## [YOUR GOAL]
What is the number of lines in these records that hold the word "Secondary"? Reply with that number alone.

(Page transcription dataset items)
——

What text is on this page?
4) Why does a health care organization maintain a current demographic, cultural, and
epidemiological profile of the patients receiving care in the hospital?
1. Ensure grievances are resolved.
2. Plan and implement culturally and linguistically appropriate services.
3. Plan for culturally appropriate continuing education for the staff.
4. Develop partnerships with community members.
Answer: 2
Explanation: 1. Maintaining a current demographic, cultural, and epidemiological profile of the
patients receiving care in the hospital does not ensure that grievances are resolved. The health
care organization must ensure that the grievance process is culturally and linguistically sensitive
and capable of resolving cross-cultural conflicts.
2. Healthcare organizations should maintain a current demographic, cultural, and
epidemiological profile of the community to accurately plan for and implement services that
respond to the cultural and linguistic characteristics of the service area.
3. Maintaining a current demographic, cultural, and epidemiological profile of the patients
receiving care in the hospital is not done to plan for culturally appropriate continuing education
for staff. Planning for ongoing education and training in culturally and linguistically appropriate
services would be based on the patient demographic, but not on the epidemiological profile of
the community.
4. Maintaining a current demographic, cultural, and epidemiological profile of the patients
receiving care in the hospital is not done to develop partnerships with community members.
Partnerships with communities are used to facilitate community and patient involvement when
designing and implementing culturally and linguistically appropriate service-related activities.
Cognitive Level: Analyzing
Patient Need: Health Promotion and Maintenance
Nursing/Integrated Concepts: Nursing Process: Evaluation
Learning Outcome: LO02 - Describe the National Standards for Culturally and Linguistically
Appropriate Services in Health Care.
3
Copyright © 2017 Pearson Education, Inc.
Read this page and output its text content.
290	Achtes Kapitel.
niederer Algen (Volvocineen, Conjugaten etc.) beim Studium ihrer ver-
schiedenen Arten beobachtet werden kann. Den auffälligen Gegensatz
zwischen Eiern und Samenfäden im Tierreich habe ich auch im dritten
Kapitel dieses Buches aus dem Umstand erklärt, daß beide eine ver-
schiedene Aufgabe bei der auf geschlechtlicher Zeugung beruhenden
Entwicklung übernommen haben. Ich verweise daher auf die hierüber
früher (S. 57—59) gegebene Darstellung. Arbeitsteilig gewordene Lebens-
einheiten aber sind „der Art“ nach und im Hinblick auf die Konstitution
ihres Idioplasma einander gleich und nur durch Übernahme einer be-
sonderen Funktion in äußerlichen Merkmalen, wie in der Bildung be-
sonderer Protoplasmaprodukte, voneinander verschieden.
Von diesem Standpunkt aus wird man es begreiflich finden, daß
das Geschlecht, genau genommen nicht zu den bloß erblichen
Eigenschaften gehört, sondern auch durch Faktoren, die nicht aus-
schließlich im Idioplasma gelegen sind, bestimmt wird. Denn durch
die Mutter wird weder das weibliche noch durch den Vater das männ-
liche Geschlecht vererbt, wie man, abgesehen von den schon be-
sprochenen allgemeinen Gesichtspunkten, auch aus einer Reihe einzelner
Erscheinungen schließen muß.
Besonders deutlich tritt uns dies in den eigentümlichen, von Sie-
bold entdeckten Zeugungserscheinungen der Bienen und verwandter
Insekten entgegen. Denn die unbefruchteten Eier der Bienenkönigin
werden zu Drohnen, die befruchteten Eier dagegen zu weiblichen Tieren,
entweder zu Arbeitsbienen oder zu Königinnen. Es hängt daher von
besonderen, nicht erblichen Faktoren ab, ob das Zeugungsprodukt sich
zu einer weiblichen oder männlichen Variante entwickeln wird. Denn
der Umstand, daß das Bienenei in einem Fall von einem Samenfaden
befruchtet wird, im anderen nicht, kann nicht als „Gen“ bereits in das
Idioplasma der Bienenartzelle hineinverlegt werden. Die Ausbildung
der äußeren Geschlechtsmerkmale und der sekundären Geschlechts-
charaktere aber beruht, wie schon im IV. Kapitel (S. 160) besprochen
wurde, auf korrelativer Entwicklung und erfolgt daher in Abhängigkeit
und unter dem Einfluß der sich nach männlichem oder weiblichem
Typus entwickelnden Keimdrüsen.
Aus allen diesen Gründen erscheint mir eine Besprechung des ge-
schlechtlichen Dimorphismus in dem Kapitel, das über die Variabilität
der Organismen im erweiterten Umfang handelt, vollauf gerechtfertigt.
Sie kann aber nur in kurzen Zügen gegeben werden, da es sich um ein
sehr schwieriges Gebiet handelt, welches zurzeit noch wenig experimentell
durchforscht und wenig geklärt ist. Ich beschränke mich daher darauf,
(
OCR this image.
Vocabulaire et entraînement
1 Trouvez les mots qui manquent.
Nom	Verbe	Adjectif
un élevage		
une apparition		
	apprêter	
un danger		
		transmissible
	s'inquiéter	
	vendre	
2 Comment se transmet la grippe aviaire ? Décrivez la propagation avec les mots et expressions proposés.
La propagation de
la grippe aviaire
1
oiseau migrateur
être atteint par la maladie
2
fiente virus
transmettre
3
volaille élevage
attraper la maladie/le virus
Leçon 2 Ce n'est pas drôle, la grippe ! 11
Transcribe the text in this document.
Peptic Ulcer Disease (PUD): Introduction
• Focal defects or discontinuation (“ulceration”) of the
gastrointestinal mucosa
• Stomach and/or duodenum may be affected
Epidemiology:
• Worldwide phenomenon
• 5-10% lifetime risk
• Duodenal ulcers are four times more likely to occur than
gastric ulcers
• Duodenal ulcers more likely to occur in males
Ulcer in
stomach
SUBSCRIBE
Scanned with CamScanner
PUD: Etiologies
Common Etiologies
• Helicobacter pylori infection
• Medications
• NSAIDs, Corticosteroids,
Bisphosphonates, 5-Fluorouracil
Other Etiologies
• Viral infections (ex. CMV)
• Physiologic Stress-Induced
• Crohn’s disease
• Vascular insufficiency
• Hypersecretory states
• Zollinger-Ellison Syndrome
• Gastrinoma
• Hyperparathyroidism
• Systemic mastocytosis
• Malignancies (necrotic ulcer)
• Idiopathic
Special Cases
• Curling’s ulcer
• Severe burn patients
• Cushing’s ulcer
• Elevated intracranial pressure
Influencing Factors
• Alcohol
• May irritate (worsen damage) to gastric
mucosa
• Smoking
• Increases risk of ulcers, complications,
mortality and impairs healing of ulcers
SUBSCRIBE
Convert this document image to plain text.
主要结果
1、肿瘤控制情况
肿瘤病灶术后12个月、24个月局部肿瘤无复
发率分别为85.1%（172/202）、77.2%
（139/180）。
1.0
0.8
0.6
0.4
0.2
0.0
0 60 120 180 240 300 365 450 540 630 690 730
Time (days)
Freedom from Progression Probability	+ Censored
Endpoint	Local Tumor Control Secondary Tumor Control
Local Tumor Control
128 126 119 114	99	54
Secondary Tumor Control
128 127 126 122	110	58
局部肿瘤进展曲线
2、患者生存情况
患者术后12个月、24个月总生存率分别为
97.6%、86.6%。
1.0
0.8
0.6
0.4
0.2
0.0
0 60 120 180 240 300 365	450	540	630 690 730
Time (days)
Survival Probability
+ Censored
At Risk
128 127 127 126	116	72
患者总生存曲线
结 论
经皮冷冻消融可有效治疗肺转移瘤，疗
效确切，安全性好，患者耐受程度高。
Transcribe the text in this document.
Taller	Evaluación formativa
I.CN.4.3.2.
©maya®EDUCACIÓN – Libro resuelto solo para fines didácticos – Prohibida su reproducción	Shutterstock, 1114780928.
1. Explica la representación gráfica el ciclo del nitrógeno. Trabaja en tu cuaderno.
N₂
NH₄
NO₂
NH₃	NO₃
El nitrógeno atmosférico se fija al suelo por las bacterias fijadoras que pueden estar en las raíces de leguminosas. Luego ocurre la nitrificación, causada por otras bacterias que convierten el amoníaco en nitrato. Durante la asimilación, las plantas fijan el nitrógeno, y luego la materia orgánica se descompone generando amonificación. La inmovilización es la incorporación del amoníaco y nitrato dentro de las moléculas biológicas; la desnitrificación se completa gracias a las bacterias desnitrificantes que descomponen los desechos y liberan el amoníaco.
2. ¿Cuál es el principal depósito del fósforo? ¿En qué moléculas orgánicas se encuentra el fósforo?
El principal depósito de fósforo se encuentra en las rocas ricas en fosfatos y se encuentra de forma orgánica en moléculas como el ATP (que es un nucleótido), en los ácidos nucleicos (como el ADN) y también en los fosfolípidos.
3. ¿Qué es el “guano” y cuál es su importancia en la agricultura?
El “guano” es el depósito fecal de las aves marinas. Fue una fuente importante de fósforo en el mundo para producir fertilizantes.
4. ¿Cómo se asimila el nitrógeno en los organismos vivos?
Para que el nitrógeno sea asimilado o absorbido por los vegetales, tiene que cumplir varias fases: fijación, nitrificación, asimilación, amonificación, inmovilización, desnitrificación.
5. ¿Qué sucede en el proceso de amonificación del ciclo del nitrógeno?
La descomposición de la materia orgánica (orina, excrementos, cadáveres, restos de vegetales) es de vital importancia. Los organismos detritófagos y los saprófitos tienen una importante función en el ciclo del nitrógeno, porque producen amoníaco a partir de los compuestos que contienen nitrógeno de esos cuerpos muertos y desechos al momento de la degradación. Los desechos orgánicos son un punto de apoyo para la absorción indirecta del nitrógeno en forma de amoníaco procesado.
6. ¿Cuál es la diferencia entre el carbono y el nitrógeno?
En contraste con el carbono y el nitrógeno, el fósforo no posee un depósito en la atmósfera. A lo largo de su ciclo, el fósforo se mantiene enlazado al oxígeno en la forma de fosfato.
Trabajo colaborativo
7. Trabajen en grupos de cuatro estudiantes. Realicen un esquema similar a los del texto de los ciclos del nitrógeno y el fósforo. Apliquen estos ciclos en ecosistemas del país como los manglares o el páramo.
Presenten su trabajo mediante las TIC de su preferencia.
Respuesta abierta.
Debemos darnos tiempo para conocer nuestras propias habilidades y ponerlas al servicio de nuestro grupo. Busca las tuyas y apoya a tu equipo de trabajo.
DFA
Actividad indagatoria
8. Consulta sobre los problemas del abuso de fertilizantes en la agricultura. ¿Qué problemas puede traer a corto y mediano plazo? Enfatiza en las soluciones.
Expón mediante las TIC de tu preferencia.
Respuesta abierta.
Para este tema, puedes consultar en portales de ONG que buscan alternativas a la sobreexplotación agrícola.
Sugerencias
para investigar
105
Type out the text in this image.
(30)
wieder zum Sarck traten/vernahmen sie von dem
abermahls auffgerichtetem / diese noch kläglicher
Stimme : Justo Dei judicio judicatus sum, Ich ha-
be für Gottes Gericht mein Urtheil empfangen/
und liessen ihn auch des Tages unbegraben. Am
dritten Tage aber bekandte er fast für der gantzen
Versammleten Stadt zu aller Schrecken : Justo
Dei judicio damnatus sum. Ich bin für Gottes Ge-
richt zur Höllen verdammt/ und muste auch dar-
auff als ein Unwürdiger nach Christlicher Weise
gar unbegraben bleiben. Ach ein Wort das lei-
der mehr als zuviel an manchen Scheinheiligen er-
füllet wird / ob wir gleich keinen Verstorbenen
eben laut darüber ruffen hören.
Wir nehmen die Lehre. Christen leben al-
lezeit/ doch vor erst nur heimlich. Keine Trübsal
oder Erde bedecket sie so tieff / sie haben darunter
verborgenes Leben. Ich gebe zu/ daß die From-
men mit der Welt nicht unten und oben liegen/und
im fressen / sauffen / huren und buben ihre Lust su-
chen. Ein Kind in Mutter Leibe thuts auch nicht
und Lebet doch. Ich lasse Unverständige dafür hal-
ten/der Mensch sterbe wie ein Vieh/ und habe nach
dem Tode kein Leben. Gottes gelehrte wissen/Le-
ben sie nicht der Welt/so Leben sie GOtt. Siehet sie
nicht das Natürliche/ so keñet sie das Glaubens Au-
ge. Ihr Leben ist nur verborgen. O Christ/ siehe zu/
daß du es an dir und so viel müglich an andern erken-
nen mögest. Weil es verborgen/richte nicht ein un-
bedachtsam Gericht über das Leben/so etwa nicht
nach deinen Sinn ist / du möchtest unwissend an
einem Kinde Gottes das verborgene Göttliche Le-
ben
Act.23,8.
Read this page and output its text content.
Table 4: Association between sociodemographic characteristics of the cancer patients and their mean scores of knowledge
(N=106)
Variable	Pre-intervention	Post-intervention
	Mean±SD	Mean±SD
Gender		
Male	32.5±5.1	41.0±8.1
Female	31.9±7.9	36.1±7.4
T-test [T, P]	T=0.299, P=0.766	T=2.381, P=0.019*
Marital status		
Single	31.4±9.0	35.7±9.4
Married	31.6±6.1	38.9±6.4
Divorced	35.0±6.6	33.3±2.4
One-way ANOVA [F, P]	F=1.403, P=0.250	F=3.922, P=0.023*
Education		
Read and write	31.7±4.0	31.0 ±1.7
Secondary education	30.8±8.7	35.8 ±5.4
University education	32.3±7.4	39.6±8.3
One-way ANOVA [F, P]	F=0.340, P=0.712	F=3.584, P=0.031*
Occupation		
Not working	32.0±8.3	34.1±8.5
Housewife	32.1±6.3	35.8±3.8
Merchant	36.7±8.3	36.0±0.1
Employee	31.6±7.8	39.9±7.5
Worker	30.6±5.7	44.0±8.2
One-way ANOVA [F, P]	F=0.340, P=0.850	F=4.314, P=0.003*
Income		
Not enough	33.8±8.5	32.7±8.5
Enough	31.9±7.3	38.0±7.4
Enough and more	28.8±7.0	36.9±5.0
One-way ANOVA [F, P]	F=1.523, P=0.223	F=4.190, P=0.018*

——

## [FINAL ANSWER]
3